WHAT TO PRODUCE:
Filter this data down to the lines that hold "MARTES", and copy them.

DATA FOR THIS TASK:
━━━━━━━━
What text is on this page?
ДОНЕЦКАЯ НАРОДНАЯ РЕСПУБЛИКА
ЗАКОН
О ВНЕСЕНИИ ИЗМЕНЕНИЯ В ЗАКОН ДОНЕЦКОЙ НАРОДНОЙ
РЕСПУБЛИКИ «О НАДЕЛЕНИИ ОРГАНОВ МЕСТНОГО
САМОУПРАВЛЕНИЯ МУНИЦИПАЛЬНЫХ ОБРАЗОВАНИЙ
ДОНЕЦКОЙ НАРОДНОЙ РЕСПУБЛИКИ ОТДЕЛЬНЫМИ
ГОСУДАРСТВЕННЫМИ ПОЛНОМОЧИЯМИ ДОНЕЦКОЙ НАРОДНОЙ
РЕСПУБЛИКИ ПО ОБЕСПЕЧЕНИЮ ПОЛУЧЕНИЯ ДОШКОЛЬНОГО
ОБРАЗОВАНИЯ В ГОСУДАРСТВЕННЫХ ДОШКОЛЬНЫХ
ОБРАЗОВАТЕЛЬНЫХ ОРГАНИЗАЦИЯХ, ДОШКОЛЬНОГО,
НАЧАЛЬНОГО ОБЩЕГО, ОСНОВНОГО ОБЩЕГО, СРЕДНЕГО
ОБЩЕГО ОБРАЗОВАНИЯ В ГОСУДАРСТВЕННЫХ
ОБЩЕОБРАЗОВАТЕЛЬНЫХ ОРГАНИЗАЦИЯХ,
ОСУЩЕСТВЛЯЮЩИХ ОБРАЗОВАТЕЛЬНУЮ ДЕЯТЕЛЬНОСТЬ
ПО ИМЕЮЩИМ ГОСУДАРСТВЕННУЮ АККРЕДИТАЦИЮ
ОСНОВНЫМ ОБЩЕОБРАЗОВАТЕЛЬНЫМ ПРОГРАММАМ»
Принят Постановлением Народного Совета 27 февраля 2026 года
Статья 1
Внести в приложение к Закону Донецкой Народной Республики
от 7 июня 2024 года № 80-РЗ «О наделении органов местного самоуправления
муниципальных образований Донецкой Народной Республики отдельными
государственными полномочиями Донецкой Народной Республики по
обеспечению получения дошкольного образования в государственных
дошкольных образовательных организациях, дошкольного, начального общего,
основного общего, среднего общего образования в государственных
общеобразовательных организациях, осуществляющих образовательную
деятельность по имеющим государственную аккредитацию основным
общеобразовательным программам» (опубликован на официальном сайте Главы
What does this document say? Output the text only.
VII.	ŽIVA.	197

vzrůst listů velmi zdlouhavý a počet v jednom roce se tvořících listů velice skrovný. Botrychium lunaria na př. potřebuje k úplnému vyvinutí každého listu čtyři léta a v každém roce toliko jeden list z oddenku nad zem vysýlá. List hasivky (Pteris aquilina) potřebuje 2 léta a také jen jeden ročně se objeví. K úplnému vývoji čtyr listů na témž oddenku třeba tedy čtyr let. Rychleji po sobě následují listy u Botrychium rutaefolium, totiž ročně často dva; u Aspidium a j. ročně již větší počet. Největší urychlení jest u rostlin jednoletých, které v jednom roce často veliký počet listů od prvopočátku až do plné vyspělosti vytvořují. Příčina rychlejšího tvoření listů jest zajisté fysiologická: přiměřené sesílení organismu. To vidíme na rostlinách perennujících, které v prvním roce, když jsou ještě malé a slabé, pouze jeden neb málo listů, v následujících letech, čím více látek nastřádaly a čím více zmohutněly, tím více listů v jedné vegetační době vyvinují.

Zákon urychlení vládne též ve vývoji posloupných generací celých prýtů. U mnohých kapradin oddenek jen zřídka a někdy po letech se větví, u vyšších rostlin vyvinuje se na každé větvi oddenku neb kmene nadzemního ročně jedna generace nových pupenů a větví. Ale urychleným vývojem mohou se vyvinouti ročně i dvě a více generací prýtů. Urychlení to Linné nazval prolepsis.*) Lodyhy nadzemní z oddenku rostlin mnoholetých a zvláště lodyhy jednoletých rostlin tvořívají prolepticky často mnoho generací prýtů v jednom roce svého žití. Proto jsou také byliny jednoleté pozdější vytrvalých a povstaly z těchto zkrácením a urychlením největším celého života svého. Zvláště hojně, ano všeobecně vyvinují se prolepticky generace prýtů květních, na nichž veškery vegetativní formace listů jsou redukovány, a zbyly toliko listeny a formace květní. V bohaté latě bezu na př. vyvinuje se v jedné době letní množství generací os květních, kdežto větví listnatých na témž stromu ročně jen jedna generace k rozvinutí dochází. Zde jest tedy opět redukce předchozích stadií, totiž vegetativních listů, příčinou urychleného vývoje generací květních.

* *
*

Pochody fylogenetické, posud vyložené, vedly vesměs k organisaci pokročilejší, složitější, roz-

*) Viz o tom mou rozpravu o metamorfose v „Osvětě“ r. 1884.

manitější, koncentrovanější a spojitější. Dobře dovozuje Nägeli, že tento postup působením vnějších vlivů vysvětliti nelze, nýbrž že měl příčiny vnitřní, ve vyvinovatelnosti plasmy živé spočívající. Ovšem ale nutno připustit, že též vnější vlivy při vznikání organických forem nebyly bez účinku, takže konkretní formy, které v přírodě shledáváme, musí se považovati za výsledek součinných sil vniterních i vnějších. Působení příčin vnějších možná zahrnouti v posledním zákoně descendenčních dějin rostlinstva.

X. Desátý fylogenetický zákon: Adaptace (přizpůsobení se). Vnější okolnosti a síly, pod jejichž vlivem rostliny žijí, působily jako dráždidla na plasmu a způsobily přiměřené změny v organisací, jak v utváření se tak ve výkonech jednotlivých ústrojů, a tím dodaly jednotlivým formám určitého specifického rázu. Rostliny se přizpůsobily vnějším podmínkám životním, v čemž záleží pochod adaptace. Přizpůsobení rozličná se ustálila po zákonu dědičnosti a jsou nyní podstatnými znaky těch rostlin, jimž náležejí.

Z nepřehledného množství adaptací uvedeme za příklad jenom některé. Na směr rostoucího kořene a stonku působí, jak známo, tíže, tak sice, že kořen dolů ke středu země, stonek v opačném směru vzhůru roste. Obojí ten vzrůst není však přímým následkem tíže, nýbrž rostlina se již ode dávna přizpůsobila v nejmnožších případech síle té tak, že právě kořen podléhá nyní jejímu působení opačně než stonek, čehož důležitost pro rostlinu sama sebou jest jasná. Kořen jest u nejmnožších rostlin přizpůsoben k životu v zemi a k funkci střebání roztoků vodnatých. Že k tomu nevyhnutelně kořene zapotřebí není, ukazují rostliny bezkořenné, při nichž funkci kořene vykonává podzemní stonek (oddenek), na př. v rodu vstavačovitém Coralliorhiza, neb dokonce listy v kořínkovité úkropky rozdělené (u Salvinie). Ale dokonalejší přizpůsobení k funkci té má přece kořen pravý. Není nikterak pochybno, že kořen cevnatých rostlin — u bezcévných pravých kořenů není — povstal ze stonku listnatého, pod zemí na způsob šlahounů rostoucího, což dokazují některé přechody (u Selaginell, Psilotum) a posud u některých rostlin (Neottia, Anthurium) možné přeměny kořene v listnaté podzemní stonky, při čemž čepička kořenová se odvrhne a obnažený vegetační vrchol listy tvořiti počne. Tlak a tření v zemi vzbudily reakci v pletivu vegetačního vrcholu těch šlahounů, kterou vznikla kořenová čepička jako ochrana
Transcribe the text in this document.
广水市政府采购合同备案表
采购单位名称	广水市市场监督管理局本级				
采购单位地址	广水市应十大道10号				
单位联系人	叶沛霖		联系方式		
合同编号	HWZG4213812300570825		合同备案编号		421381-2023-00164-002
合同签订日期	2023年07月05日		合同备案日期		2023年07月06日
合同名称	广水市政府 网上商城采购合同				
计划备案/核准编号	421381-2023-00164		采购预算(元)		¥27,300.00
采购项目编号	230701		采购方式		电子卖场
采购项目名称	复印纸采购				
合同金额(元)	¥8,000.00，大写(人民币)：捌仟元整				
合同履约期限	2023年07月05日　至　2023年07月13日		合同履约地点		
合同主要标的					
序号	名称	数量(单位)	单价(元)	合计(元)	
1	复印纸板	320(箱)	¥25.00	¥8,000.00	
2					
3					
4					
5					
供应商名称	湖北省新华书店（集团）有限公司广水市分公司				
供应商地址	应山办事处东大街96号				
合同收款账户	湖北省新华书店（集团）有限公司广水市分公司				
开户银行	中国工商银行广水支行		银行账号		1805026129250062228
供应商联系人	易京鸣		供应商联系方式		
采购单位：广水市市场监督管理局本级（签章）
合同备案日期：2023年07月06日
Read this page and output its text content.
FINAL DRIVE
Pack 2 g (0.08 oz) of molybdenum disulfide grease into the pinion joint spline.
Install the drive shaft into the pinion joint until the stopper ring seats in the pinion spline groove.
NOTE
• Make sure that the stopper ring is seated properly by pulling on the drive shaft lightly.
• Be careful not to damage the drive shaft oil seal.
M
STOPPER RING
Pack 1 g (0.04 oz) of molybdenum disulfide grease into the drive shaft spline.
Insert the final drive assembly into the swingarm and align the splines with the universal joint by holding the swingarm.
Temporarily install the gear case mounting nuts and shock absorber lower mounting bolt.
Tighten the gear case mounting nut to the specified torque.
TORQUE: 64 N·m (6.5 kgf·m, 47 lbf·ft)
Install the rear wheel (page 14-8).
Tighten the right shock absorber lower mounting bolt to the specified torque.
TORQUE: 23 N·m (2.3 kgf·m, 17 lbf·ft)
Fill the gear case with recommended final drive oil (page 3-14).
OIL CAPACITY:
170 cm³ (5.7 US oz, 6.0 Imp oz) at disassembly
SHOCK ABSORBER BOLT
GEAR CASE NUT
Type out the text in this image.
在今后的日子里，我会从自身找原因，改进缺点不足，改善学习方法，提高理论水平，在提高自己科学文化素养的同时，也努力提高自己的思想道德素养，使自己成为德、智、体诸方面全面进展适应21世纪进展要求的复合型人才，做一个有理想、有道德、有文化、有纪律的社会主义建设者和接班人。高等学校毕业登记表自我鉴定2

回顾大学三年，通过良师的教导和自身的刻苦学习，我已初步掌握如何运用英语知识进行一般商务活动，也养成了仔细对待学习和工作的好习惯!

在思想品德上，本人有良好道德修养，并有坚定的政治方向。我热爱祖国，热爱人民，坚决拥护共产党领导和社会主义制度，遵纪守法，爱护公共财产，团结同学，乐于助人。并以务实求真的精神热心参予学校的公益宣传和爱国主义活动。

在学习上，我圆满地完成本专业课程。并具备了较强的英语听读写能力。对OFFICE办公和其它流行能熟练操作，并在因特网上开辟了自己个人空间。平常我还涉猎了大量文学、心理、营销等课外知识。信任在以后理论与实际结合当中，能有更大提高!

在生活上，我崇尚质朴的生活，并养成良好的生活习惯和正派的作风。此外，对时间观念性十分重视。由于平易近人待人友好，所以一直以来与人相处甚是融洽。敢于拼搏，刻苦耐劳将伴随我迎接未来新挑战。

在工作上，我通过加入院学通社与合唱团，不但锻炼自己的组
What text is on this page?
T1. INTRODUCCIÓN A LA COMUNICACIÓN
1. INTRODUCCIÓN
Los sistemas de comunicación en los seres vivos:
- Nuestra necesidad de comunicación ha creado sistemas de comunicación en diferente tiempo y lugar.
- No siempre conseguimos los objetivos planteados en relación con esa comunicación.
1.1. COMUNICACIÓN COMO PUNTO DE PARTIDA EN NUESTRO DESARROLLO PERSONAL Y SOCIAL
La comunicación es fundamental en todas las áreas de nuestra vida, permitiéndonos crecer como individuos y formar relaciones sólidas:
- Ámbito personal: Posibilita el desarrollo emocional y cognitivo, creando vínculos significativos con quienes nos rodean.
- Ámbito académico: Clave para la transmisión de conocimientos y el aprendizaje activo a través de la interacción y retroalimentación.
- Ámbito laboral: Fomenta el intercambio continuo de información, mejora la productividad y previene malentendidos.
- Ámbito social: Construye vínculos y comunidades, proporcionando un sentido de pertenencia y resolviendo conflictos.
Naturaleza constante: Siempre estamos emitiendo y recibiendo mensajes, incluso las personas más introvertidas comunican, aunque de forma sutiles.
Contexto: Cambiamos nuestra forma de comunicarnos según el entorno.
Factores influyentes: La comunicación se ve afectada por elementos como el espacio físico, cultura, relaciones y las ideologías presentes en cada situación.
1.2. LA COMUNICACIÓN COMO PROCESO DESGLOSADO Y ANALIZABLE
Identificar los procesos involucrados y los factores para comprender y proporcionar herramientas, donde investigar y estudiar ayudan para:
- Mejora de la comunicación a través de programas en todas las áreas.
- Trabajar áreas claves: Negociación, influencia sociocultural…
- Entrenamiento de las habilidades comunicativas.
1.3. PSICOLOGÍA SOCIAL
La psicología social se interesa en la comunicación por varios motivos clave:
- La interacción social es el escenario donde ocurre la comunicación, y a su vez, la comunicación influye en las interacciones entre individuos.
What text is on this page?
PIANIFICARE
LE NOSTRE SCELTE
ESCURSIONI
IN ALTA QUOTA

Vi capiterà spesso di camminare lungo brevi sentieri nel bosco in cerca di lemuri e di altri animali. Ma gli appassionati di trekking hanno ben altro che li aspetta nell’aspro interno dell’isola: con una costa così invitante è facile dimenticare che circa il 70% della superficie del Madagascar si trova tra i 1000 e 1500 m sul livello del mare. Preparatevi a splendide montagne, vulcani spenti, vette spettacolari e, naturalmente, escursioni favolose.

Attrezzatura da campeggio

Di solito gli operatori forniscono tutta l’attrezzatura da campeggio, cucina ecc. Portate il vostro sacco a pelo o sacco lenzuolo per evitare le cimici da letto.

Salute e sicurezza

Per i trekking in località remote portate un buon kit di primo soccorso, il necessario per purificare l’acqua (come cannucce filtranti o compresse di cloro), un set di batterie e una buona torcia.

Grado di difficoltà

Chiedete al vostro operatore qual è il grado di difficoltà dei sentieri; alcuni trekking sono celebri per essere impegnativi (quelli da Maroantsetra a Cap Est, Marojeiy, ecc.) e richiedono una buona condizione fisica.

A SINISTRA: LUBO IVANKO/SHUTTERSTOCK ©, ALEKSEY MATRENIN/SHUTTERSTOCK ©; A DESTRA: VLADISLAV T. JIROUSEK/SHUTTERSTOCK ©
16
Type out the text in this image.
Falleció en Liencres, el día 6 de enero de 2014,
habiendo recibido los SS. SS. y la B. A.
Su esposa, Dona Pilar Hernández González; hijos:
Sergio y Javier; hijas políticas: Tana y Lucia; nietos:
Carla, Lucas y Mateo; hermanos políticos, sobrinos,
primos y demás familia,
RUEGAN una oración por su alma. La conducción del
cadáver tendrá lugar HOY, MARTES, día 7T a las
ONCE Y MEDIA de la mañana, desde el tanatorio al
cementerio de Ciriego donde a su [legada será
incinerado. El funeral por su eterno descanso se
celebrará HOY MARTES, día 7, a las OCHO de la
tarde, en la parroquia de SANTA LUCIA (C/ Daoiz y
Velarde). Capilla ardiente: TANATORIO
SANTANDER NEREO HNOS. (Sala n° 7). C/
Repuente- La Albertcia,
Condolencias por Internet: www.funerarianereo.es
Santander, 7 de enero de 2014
━━━━━━━━
THE OUTPUT:
cadáver tendrá lugar HOY, MARTES, día 7T a las
celebrará HOY MARTES, día 7, a las OCHO de la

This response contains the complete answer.